Available records:
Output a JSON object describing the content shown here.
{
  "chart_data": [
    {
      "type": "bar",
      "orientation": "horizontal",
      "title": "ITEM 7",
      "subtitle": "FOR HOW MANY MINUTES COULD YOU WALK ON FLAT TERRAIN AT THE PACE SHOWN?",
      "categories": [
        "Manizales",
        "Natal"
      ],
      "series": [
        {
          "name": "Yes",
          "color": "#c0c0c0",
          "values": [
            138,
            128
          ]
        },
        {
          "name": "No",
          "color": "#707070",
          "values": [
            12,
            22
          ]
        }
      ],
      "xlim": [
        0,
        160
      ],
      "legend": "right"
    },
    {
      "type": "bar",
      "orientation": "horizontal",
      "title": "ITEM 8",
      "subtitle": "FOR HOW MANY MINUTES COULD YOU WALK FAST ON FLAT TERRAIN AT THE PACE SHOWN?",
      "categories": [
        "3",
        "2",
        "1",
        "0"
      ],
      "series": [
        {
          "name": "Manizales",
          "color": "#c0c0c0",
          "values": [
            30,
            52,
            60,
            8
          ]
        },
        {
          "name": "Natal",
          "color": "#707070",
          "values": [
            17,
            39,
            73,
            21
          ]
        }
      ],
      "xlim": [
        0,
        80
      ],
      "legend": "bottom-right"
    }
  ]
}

Task prompt: Go through the records and print each one exactly.

Output:
Output a JSON object describing the content shown here.
{
  "chart_data": [
    {
      "type": "bar",
      "orientation": "horizontal",
      "title": "ITEM 7",
      "subtitle": "FOR HOW MANY MINUTES COULD YOU WALK ON FLAT TERRAIN AT THE PACE SHOWN?",
      "categories": [
        "Manizales",
        "Natal"
      ],
      "series": [
        {
          "name": "Yes",
          "color": "#c0c0c0",
          "values": [
            138,
            128
          ]
        },
        {
          "name": "No",
          "color": "#707070",
          "values": [
            12,
            22
          ]
        }
      ],
      "xlim": [
        0,
        160
      ],
      "legend": "right"
    },
    {
      "type": "bar",
      "orientation": "horizontal",
      "title": "ITEM 8",
      "subtitle": "FOR HOW MANY MINUTES COULD YOU WALK FAST ON FLAT TERRAIN AT THE PACE SHOWN?",
      "categories": [
        "3",
        "2",
        "1",
        "0"
      ],
      "series": [
        {
          "name": "Manizales",
          "color": "#c0c0c0",
          "values": [
            30,
            52,
            60,
            8
          ]
        },
        {
          "name": "Natal",
          "color": "#707070",
          "values": [
            17,
            39,
            73,
            21
          ]
        }
      ],
      "xlim": [
        0,
        80
      ],
      "legend": "bottom-right"
    }
  ]
}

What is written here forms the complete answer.